Raw records:
==========

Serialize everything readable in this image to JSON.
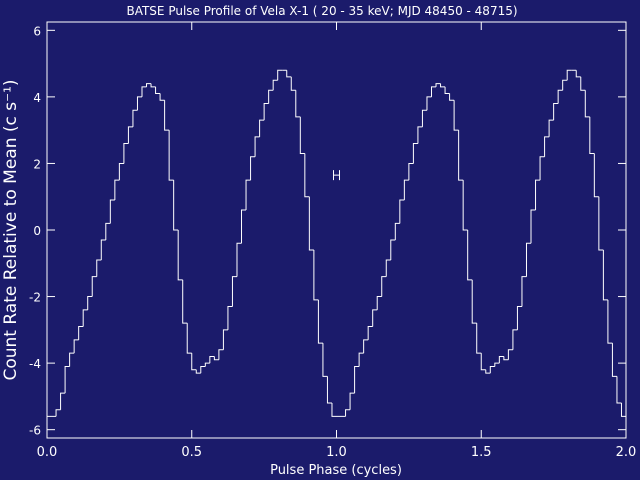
{
  "chart_data": {
    "type": "step-histogram",
    "title": "BATSE Pulse Profile of Vela X-1 ( 20 - 35 keV; MJD 48450 - 48715)",
    "x_label": "Pulse Phase (cycles)",
    "y_label": "Count Rate Relative to Mean (c s⁻¹)",
    "color": "#ffffff",
    "background": "#1b1b6b",
    "bins": [
      0,
      0.015625,
      0.03125,
      0.046875,
      0.0625,
      0.078125,
      0.09375,
      0.109375,
      0.125,
      0.140625,
      0.15625,
      0.171875,
      0.1875,
      0.203125,
      0.21875,
      0.234375,
      0.25,
      0.265625,
      0.28125,
      0.296875,
      0.3125,
      0.328125,
      0.34375,
      0.359375,
      0.375,
      0.390625,
      0.40625,
      0.421875,
      0.4375,
      0.453125,
      0.46875,
      0.484375,
      0.5,
      0.515625,
      0.53125,
      0.546875,
      0.5625,
      0.578125,
      0.59375,
      0.609375,
      0.625,
      0.640625,
      0.65625,
      0.671875,
      0.6875,
      0.703125,
      0.71875,
      0.734375,
      0.75,
      0.765625,
      0.78125,
      0.796875,
      0.8125,
      0.828125,
      0.84375,
      0.859375,
      0.875,
      0.890625,
      0.90625,
      0.921875,
      0.9375,
      0.953125,
      0.96875,
      0.984375,
      1,
      1.015625,
      1.03125,
      1.046875,
      1.0625,
      1.078125,
      1.09375,
      1.109375,
      1.125,
      1.140625,
      1.15625,
      1.171875,
      1.1875,
      1.203125,
      1.21875,
      1.234375,
      1.25,
      1.265625,
      1.28125,
      1.296875,
      1.3125,
      1.328125,
      1.34375,
      1.359375,
      1.375,
      1.390625,
      1.40625,
      1.421875,
      1.4375,
      1.453125,
      1.46875,
      1.484375,
      1.5,
      1.515625,
      1.53125,
      1.546875,
      1.5625,
      1.578125,
      1.59375,
      1.609375,
      1.625,
      1.640625,
      1.65625,
      1.671875,
      1.6875,
      1.703125,
      1.71875,
      1.734375,
      1.75,
      1.765625,
      1.78125,
      1.796875,
      1.8125,
      1.828125,
      1.84375,
      1.859375,
      1.875,
      1.890625,
      1.90625,
      1.921875,
      1.9375,
      1.953125,
      1.96875,
      1.984375,
      2
    ],
    "values": [
      -5.6,
      -5.6,
      -5.4,
      -4.9,
      -4.1,
      -3.7,
      -3.3,
      -2.9,
      -2.4,
      -2.0,
      -1.4,
      -0.9,
      -0.3,
      0.2,
      0.9,
      1.5,
      2.0,
      2.6,
      3.1,
      3.6,
      4.0,
      4.3,
      4.4,
      4.3,
      4.1,
      3.9,
      3.0,
      1.5,
      0.0,
      -1.5,
      -2.8,
      -3.7,
      -4.2,
      -4.3,
      -4.1,
      -4.0,
      -3.8,
      -3.9,
      -3.6,
      -3.0,
      -2.3,
      -1.4,
      -0.4,
      0.6,
      1.5,
      2.2,
      2.8,
      3.3,
      3.8,
      4.2,
      4.5,
      4.8,
      4.8,
      4.6,
      4.2,
      3.4,
      2.3,
      1.0,
      -0.6,
      -2.1,
      -3.4,
      -4.4,
      -5.2,
      -5.6,
      -5.6,
      -5.6,
      -5.4,
      -4.9,
      -4.1,
      -3.7,
      -3.3,
      -2.9,
      -2.4,
      -2.0,
      -1.4,
      -0.9,
      -0.3,
      0.2,
      0.9,
      1.5,
      2.0,
      2.6,
      3.1,
      3.6,
      4.0,
      4.3,
      4.4,
      4.3,
      4.1,
      3.9,
      3.0,
      1.5,
      0.0,
      -1.5,
      -2.8,
      -3.7,
      -4.2,
      -4.3,
      -4.1,
      -4.0,
      -3.8,
      -3.9,
      -3.6,
      -3.0,
      -2.3,
      -1.4,
      -0.4,
      0.6,
      1.5,
      2.2,
      2.8,
      3.3,
      3.8,
      4.2,
      4.5,
      4.8,
      4.8,
      4.6,
      4.2,
      3.4,
      2.3,
      1.0,
      -0.6,
      -2.1,
      -3.4,
      -4.4,
      -5.2,
      -5.6
    ],
    "error_bar": {
      "x": 1.0,
      "y": 1.65,
      "error": 0.15
    },
    "xlim": [
      0,
      2
    ],
    "ylim": [
      -6.25,
      6.25
    ],
    "xticks": [
      {
        "value": 0,
        "label": "0.0"
      },
      0.5,
      {
        "value": 1,
        "label": "1.0"
      },
      1.5,
      {
        "value": 2,
        "label": "2.0"
      }
    ],
    "yticks": [
      -6,
      -4,
      -2,
      0,
      2,
      4,
      6
    ],
    "grid": false
  }
}
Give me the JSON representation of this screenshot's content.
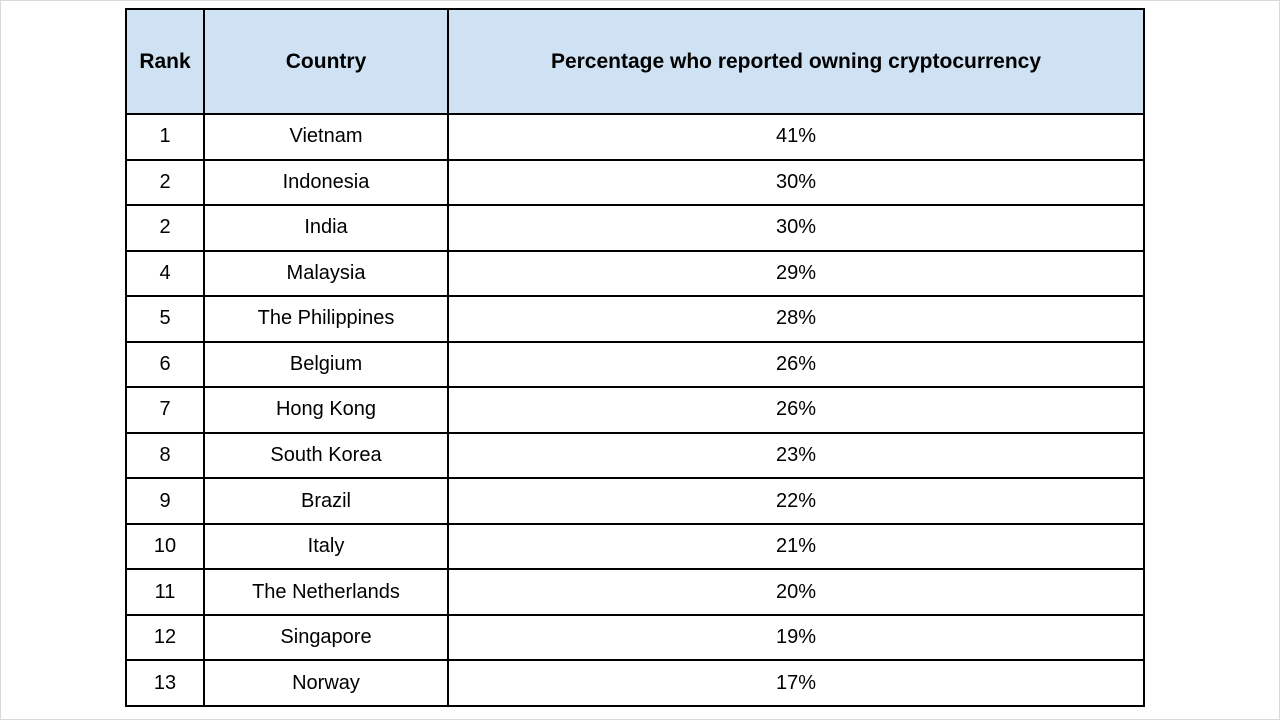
{
  "table": {
    "columns": [
      "Rank",
      "Country",
      "Percentage who reported owning cryptocurrency"
    ],
    "rows": [
      [
        "1",
        "Vietnam",
        "41%"
      ],
      [
        "2",
        "Indonesia",
        "30%"
      ],
      [
        "2",
        "India",
        "30%"
      ],
      [
        "4",
        "Malaysia",
        "29%"
      ],
      [
        "5",
        "The Philippines",
        "28%"
      ],
      [
        "6",
        "Belgium",
        "26%"
      ],
      [
        "7",
        "Hong Kong",
        "26%"
      ],
      [
        "8",
        "South Korea",
        "23%"
      ],
      [
        "9",
        "Brazil",
        "22%"
      ],
      [
        "10",
        "Italy",
        "21%"
      ],
      [
        "11",
        "The Netherlands",
        "20%"
      ],
      [
        "12",
        "Singapore",
        "19%"
      ],
      [
        "13",
        "Norway",
        "17%"
      ]
    ],
    "header_bg": "#cfe2f3",
    "border_color": "#000000",
    "text_color": "#000000"
  },
  "chart_data": {
    "type": "table",
    "title": "Percentage who reported owning cryptocurrency",
    "columns": [
      "Rank",
      "Country",
      "Percentage who reported owning cryptocurrency"
    ],
    "ranks": [
      1,
      2,
      2,
      4,
      5,
      6,
      7,
      8,
      9,
      10,
      11,
      12,
      13
    ],
    "categories": [
      "Vietnam",
      "Indonesia",
      "India",
      "Malaysia",
      "The Philippines",
      "Belgium",
      "Hong Kong",
      "South Korea",
      "Brazil",
      "Italy",
      "The Netherlands",
      "Singapore",
      "Norway"
    ],
    "values": [
      41,
      30,
      30,
      29,
      28,
      26,
      26,
      23,
      22,
      21,
      20,
      19,
      17
    ],
    "unit": "%"
  }
}
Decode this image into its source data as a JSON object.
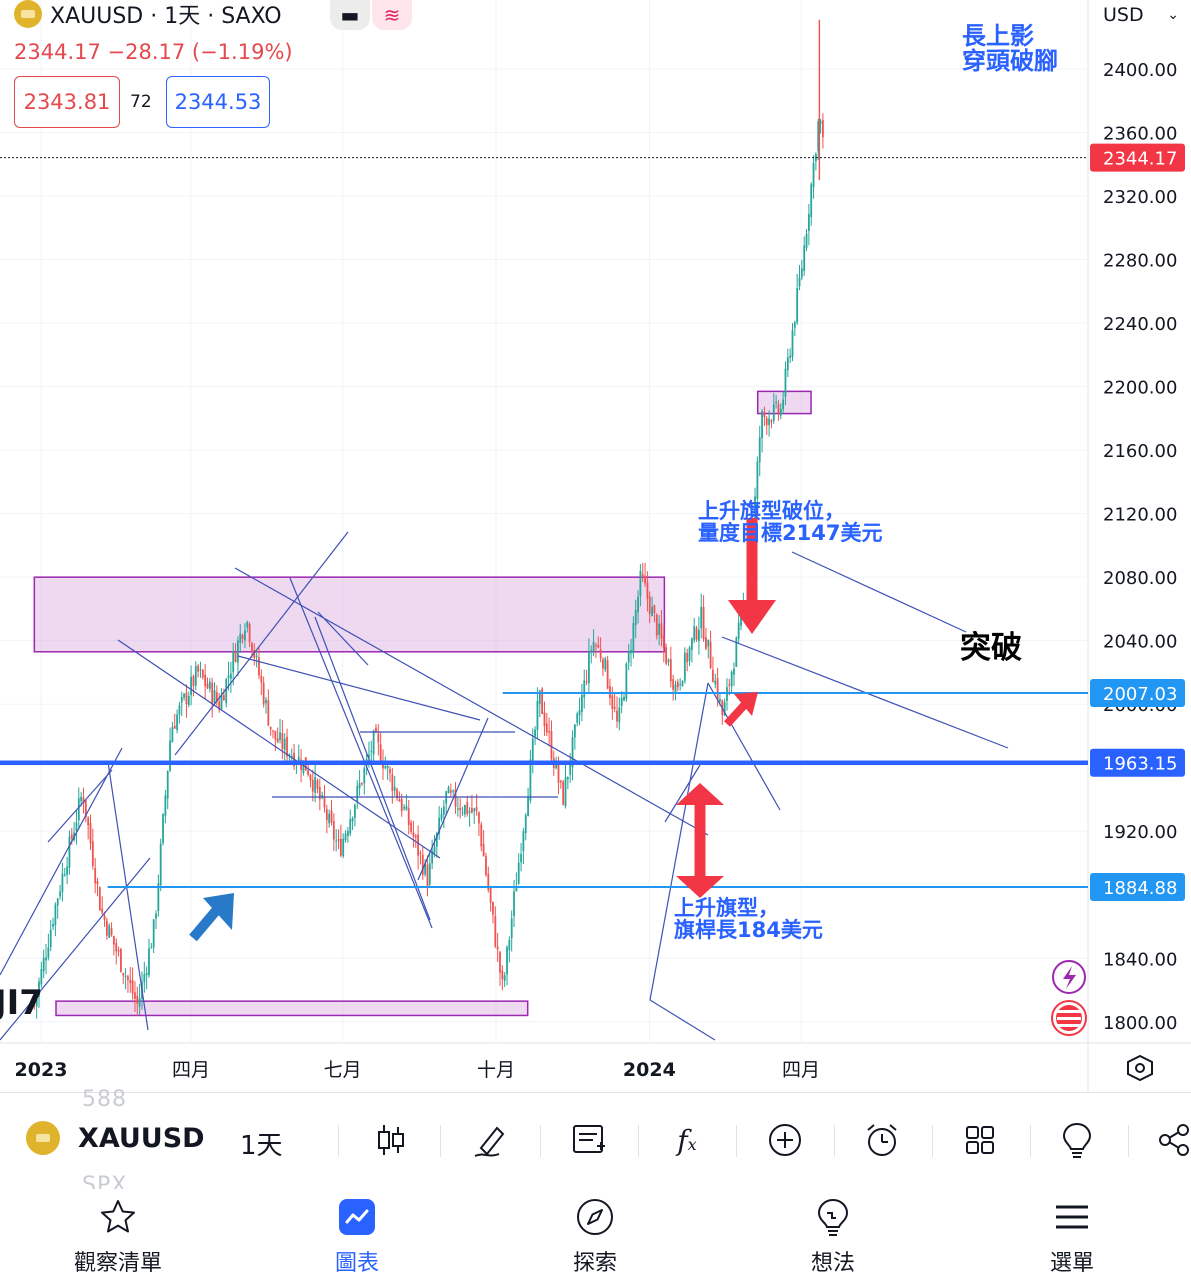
{
  "header": {
    "symbol_line": "XAUUSD · 1天 · SAXO",
    "price_change": "2344.17  −28.17 (−1.19%)",
    "bid": "2343.81",
    "spread": "72",
    "ask": "2344.53",
    "currency": "USD",
    "mini_btn_1": "▬",
    "mini_btn_2": "≋"
  },
  "chart_data": {
    "type": "candlestick",
    "symbol": "XAUUSD",
    "interval": "1天",
    "source": "SAXO",
    "y_axis_ticks": [
      "2400.00",
      "2360.00",
      "2320.00",
      "2280.00",
      "2240.00",
      "2200.00",
      "2160.00",
      "2120.00",
      "2080.00",
      "2040.00",
      "2000.00",
      "1920.00",
      "1840.00",
      "1800.00"
    ],
    "y_axis_values": [
      2400,
      2360,
      2320,
      2280,
      2240,
      2200,
      2160,
      2120,
      2080,
      2040,
      2000,
      1920,
      1840,
      1800
    ],
    "x_axis_ticks": [
      "2023",
      "四月",
      "七月",
      "十月",
      "2024",
      "四月"
    ],
    "x_axis_bold": [
      true,
      false,
      false,
      false,
      true,
      false
    ],
    "ylim": [
      1786,
      2434
    ],
    "approx_close_path": [
      {
        "date": "2022-12-28",
        "close": 1810
      },
      {
        "date": "2023-01-10",
        "close": 1875
      },
      {
        "date": "2023-01-26",
        "close": 1945
      },
      {
        "date": "2023-02-06",
        "close": 1870
      },
      {
        "date": "2023-02-28",
        "close": 1810
      },
      {
        "date": "2023-03-10",
        "close": 1860
      },
      {
        "date": "2023-03-20",
        "close": 1985
      },
      {
        "date": "2023-04-05",
        "close": 2020
      },
      {
        "date": "2023-04-18",
        "close": 2000
      },
      {
        "date": "2023-05-04",
        "close": 2055
      },
      {
        "date": "2023-05-20",
        "close": 1980
      },
      {
        "date": "2023-06-10",
        "close": 1960
      },
      {
        "date": "2023-06-29",
        "close": 1908
      },
      {
        "date": "2023-07-20",
        "close": 1978
      },
      {
        "date": "2023-08-08",
        "close": 1930
      },
      {
        "date": "2023-08-21",
        "close": 1890
      },
      {
        "date": "2023-09-01",
        "close": 1942
      },
      {
        "date": "2023-09-20",
        "close": 1930
      },
      {
        "date": "2023-10-05",
        "close": 1820
      },
      {
        "date": "2023-10-27",
        "close": 2005
      },
      {
        "date": "2023-11-10",
        "close": 1940
      },
      {
        "date": "2023-11-28",
        "close": 2040
      },
      {
        "date": "2023-12-04",
        "close": 2030
      },
      {
        "date": "2023-12-13",
        "close": 1985
      },
      {
        "date": "2023-12-27",
        "close": 2080
      },
      {
        "date": "2024-01-17",
        "close": 2010
      },
      {
        "date": "2024-02-01",
        "close": 2055
      },
      {
        "date": "2024-02-14",
        "close": 1992
      },
      {
        "date": "2024-03-01",
        "close": 2080
      },
      {
        "date": "2024-03-08",
        "close": 2180
      },
      {
        "date": "2024-03-20",
        "close": 2185
      },
      {
        "date": "2024-04-02",
        "close": 2280
      },
      {
        "date": "2024-04-12",
        "close": 2372
      },
      {
        "date": "2024-04-15",
        "close": 2344
      }
    ],
    "price_labels": [
      {
        "text": "2344.17",
        "value": 2344.17,
        "color": "#f23645"
      },
      {
        "text": "2007.03",
        "value": 2007.03,
        "color": "#2196f3"
      },
      {
        "text": "1963.15",
        "value": 1963.15,
        "color": "#2962ff"
      },
      {
        "text": "1884.88",
        "value": 1884.88,
        "color": "#2196f3"
      }
    ],
    "horizontal_levels": [
      {
        "value": 1963.15,
        "color": "#2962ff",
        "weight": "thick"
      },
      {
        "value": 2007.03,
        "color": "#2196f3",
        "weight": "thin",
        "from": "2023-10-05"
      },
      {
        "value": 1884.88,
        "color": "#2196f3",
        "weight": "thin",
        "from": "2023-02-10"
      }
    ],
    "zones": [
      {
        "from_price": 2033,
        "to_price": 2080,
        "from": "2022-12-28",
        "to": "2024-01-10",
        "color": "#ce93d8"
      },
      {
        "from_price": 1804,
        "to_price": 1813,
        "from": "2023-01-10",
        "to": "2023-10-20",
        "color": "#ce93d8"
      },
      {
        "from_price": 2183,
        "to_price": 2197,
        "from": "2024-03-06",
        "to": "2024-04-07",
        "color": "#ce93d8"
      }
    ],
    "annotations": [
      {
        "lines": [
          "長上影",
          "穿頭破腳"
        ],
        "color": "#2962ff"
      },
      {
        "lines": [
          "上升旗型破位，",
          "量度目標2147美元"
        ],
        "color": "#2962ff"
      },
      {
        "lines": [
          "突破"
        ],
        "color": "#000000"
      },
      {
        "lines": [
          "上升旗型，",
          "旗桿長184美元"
        ],
        "color": "#2962ff"
      }
    ],
    "corner_badge": "JI7",
    "colors": {
      "up": "#26a69a",
      "down": "#ef5350",
      "trendline": "#3f51b5",
      "arrow_red": "#f23645",
      "arrow_blue": "#2979c9"
    }
  },
  "toolbar": {
    "ghost_top": "588",
    "ghost_bottom": "SPX",
    "symbol": "XAUUSD",
    "interval": "1天",
    "icons": [
      "candles-icon",
      "draw-icon",
      "note-icon",
      "indicators-icon",
      "add-icon",
      "alert-icon",
      "layout-icon",
      "ideas-bulb-icon",
      "share-icon"
    ]
  },
  "nav": {
    "items": [
      {
        "label": "觀察清單",
        "icon": "star-icon"
      },
      {
        "label": "圖表",
        "icon": "chart-icon",
        "active": true
      },
      {
        "label": "探索",
        "icon": "compass-icon"
      },
      {
        "label": "想法",
        "icon": "ideas-icon"
      },
      {
        "label": "選單",
        "icon": "menu-icon"
      }
    ]
  }
}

==========

Pull out every line in the data above that has the word "this".

Serialize everything readable in this image to JSON.
Give me the JSON representation of this screenshot's content.
Decode this image into its source data as a JSON object.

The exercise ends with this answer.